[Given task]: Give the listing below again in full, exactly as written.
╭──
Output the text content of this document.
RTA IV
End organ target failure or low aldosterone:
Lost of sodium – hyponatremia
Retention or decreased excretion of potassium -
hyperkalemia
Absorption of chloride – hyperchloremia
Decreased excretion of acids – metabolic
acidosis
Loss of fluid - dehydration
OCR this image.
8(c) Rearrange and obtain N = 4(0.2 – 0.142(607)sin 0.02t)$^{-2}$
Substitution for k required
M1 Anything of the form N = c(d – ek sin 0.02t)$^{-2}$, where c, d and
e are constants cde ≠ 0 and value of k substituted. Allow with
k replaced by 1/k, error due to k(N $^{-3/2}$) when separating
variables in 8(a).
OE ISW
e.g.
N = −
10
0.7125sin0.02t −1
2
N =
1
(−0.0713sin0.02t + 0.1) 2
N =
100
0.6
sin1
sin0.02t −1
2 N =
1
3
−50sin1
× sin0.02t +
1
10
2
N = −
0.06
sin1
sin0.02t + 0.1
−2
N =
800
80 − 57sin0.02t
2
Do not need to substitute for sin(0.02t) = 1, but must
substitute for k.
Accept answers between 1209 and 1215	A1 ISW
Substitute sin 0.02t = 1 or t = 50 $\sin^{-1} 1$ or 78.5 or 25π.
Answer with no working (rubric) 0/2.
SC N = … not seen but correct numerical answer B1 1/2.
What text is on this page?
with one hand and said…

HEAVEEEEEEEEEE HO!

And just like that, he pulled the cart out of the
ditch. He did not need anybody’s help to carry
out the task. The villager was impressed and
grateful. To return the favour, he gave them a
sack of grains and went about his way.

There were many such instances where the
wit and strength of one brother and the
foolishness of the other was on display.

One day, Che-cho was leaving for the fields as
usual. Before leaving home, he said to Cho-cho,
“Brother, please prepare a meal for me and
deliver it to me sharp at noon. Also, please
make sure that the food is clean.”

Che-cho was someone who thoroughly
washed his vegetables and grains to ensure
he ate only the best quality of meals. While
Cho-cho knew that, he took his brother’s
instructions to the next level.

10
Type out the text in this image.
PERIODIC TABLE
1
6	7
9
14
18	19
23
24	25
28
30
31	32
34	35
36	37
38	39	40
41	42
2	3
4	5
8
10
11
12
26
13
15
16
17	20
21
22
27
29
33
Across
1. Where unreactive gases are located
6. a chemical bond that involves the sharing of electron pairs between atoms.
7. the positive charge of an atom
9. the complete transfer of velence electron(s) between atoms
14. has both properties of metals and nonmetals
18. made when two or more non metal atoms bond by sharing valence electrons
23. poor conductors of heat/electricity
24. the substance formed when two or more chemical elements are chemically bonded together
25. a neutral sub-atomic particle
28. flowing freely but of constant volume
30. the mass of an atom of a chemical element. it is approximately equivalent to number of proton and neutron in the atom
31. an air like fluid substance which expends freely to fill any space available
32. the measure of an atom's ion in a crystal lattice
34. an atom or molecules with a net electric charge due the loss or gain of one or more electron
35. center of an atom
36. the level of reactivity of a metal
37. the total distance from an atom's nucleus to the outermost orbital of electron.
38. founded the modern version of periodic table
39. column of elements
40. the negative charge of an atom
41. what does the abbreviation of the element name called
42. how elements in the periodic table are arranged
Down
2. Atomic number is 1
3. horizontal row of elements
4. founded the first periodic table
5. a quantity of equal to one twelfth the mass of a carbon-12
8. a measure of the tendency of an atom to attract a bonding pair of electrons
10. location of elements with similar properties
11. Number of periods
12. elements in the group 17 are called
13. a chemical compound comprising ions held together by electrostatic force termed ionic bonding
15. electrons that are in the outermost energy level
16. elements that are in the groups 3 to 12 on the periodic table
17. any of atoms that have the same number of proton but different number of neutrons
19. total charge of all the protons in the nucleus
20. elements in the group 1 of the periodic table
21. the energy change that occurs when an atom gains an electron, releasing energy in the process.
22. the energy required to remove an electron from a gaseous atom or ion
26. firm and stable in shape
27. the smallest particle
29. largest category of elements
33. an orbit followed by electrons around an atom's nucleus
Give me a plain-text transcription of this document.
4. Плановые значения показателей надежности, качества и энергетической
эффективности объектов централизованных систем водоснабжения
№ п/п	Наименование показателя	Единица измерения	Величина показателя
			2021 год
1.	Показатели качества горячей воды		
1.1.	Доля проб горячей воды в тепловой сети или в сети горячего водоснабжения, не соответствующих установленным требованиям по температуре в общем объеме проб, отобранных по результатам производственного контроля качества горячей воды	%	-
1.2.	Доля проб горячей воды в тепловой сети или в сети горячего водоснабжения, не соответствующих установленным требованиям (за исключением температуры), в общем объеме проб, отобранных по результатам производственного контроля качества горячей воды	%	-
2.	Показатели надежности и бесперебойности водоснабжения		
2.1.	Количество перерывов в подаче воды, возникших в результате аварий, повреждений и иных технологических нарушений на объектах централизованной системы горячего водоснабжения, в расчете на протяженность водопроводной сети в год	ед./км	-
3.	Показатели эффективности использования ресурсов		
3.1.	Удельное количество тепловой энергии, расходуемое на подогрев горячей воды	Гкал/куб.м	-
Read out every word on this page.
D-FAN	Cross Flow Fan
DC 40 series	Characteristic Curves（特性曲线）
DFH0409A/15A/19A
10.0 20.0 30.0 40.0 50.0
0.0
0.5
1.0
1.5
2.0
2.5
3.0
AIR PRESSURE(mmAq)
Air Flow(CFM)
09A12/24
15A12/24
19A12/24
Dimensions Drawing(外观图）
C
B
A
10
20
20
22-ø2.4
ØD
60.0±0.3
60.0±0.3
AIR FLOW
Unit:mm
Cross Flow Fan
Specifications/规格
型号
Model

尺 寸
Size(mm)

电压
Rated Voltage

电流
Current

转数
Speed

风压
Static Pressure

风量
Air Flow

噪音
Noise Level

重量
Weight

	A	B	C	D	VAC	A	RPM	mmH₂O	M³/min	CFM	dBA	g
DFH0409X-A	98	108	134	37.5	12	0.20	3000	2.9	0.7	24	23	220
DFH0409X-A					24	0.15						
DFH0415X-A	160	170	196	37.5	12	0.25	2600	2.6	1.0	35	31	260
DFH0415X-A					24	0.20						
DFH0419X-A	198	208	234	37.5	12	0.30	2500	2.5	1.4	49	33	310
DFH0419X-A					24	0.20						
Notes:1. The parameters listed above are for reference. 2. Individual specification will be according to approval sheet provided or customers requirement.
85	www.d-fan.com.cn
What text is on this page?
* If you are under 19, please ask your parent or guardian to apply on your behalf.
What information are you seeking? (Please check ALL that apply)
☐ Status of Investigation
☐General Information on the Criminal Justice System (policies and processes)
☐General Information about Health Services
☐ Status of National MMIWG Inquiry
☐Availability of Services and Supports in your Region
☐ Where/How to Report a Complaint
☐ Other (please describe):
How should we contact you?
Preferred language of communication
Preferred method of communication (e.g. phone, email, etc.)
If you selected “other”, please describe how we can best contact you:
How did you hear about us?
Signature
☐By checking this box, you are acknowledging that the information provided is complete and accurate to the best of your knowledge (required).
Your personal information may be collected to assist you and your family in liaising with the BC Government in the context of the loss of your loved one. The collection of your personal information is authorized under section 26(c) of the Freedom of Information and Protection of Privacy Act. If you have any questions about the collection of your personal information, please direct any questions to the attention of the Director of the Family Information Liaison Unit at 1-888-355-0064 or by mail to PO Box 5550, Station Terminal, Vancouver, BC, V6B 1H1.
╰──
[Exercise output]:
Output the text content of this document.
RTA IV
End organ target failure or low aldosterone:
Lost of sodium – hyponatremia
Retention or decreased excretion of potassium -
hyperkalemia
Absorption of chloride – hyperchloremia
Decreased excretion of acids – metabolic
acidosis
Loss of fluid - dehydration
OCR this image.
8(c) Rearrange and obtain N = 4(0.2 – 0.142(607)sin 0.02t)$^{-2}$
Substitution for k required
M1 Anything of the form N = c(d – ek sin 0.02t)$^{-2}$, where c, d and
e are constants cde ≠ 0 and value of k substituted. Allow with
k replaced by 1/k, error due to k(N $^{-3/2}$) when separating
variables in 8(a).
OE ISW
e.g.
N = −
10
0.7125sin0.02t −1
2
N =
1
(−0.0713sin0.02t + 0.1) 2
N =
100
0.6
sin1
sin0.02t −1
2 N =
1
3
−50sin1
× sin0.02t +
1
10
2
N = −
0.06
sin1
sin0.02t + 0.1
−2
N =
800
80 − 57sin0.02t
2
Do not need to substitute for sin(0.02t) = 1, but must
substitute for k.
Accept answers between 1209 and 1215	A1 ISW
Substitute sin 0.02t = 1 or t = 50 $\sin^{-1} 1$ or 78.5 or 25π.
Answer with no working (rubric) 0/2.
SC N = … not seen but correct numerical answer B1 1/2.
What text is on this page?
with one hand and said…

HEAVEEEEEEEEEE HO!

And just like that, he pulled the cart out of the
ditch. He did not need anybody’s help to carry
out the task. The villager was impressed and
grateful. To return the favour, he gave them a
sack of grains and went about his way.

There were many such instances where the
wit and strength of one brother and the
foolishness of the other was on display.

One day, Che-cho was leaving for the fields as
usual. Before leaving home, he said to Cho-cho,
“Brother, please prepare a meal for me and
deliver it to me sharp at noon. Also, please
make sure that the food is clean.”

Che-cho was someone who thoroughly
washed his vegetables and grains to ensure
he ate only the best quality of meals. While
Cho-cho knew that, he took his brother’s
instructions to the next level.

10
Type out the text in this image.
PERIODIC TABLE
1
6	7
9
14
18	19
23
24	25
28
30
31	32
34	35
36	37
38	39	40
41	42
2	3
4	5
8
10
11
12
26
13
15
16
17	20
21
22
27
29
33
Across
1. Where unreactive gases are located
6. a chemical bond that involves the sharing of electron pairs between atoms.
7. the positive charge of an atom
9. the complete transfer of velence electron(s) between atoms
14. has both properties of metals and nonmetals
18. made when two or more non metal atoms bond by sharing valence electrons
23. poor conductors of heat/electricity
24. the substance formed when two or more chemical elements are chemically bonded together
25. a neutral sub-atomic particle
28. flowing freely but of constant volume
30. the mass of an atom of a chemical element. it is approximately equivalent to number of proton and neutron in the atom
31. an air like fluid substance which expends freely to fill any space available
32. the measure of an atom's ion in a crystal lattice
34. an atom or molecules with a net electric charge due the loss or gain of one or more electron
35. center of an atom
36. the level of reactivity of a metal
37. the total distance from an atom's nucleus to the outermost orbital of electron.
38. founded the modern version of periodic table
39. column of elements
40. the negative charge of an atom
41. what does the abbreviation of the element name called
42. how elements in the periodic table are arranged
Down
2. Atomic number is 1
3. horizontal row of elements
4. founded the first periodic table
5. a quantity of equal to one twelfth the mass of a carbon-12
8. a measure of the tendency of an atom to attract a bonding pair of electrons
10. location of elements with similar properties
11. Number of periods
12. elements in the group 17 are called
13. a chemical compound comprising ions held together by electrostatic force termed ionic bonding
15. electrons that are in the outermost energy level
16. elements that are in the groups 3 to 12 on the periodic table
17. any of atoms that have the same number of proton but different number of neutrons
19. total charge of all the protons in the nucleus
20. elements in the group 1 of the periodic table
21. the energy change that occurs when an atom gains an electron, releasing energy in the process.
22. the energy required to remove an electron from a gaseous atom or ion
26. firm and stable in shape
27. the smallest particle
29. largest category of elements
33. an orbit followed by electrons around an atom's nucleus
Give me a plain-text transcription of this document.
4. Плановые значения показателей надежности, качества и энергетической
эффективности объектов централизованных систем водоснабжения
№ п/п	Наименование показателя	Единица измерения	Величина показателя
			2021 год
1.	Показатели качества горячей воды		
1.1.	Доля проб горячей воды в тепловой сети или в сети горячего водоснабжения, не соответствующих установленным требованиям по температуре в общем объеме проб, отобранных по результатам производственного контроля качества горячей воды	%	-
1.2.	Доля проб горячей воды в тепловой сети или в сети горячего водоснабжения, не соответствующих установленным требованиям (за исключением температуры), в общем объеме проб, отобранных по результатам производственного контроля качества горячей воды	%	-
2.	Показатели надежности и бесперебойности водоснабжения		
2.1.	Количество перерывов в подаче воды, возникших в результате аварий, повреждений и иных технологических нарушений на объектах централизованной системы горячего водоснабжения, в расчете на протяженность водопроводной сети в год	ед./км	-
3.	Показатели эффективности использования ресурсов		
3.1.	Удельное количество тепловой энергии, расходуемое на подогрев горячей воды	Гкал/куб.м	-
Read out every word on this page.
D-FAN	Cross Flow Fan
DC 40 series	Characteristic Curves（特性曲线）
DFH0409A/15A/19A
10.0 20.0 30.0 40.0 50.0
0.0
0.5
1.0
1.5
2.0
2.5
3.0
AIR PRESSURE(mmAq)
Air Flow(CFM)
09A12/24
15A12/24
19A12/24
Dimensions Drawing(外观图）
C
B
A
10
20
20
22-ø2.4
ØD
60.0±0.3
60.0±0.3
AIR FLOW
Unit:mm
Cross Flow Fan
Specifications/规格
型号
Model

尺 寸
Size(mm)

电压
Rated Voltage

电流
Current

转数
Speed

风压
Static Pressure

风量
Air Flow

噪音
Noise Level

重量
Weight

	A	B	C	D	VAC	A	RPM	mmH₂O	M³/min	CFM	dBA	g
DFH0409X-A	98	108	134	37.5	12	0.20	3000	2.9	0.7	24	23	220
DFH0409X-A					24	0.15						
DFH0415X-A	160	170	196	37.5	12	0.25	2600	2.6	1.0	35	31	260
DFH0415X-A					24	0.20						
DFH0419X-A	198	208	234	37.5	12	0.30	2500	2.5	1.4	49	33	310
DFH0419X-A					24	0.20						
Notes:1. The parameters listed above are for reference. 2. Individual specification will be according to approval sheet provided or customers requirement.
85	www.d-fan.com.cn
What text is on this page?
* If you are under 19, please ask your parent or guardian to apply on your behalf.
What information are you seeking? (Please check ALL that apply)
☐ Status of Investigation
☐General Information on the Criminal Justice System (policies and processes)
☐General Information about Health Services
☐ Status of National MMIWG Inquiry
☐Availability of Services and Supports in your Region
☐ Where/How to Report a Complaint
☐ Other (please describe):
How should we contact you?
Preferred language of communication
Preferred method of communication (e.g. phone, email, etc.)
If you selected “other”, please describe how we can best contact you:
How did you hear about us?
Signature
☐By checking this box, you are acknowledging that the information provided is complete and accurate to the best of your knowledge (required).
Your personal information may be collected to assist you and your family in liaising with the BC Government in the context of the loss of your loved one. The collection of your personal information is authorized under section 26(c) of the Freedom of Information and Protection of Privacy Act. If you have any questions about the collection of your personal information, please direct any questions to the attention of the Director of the Family Information Liaison Unit at 1-888-355-0064 or by mail to PO Box 5550, Station Terminal, Vancouver, BC, V6B 1H1.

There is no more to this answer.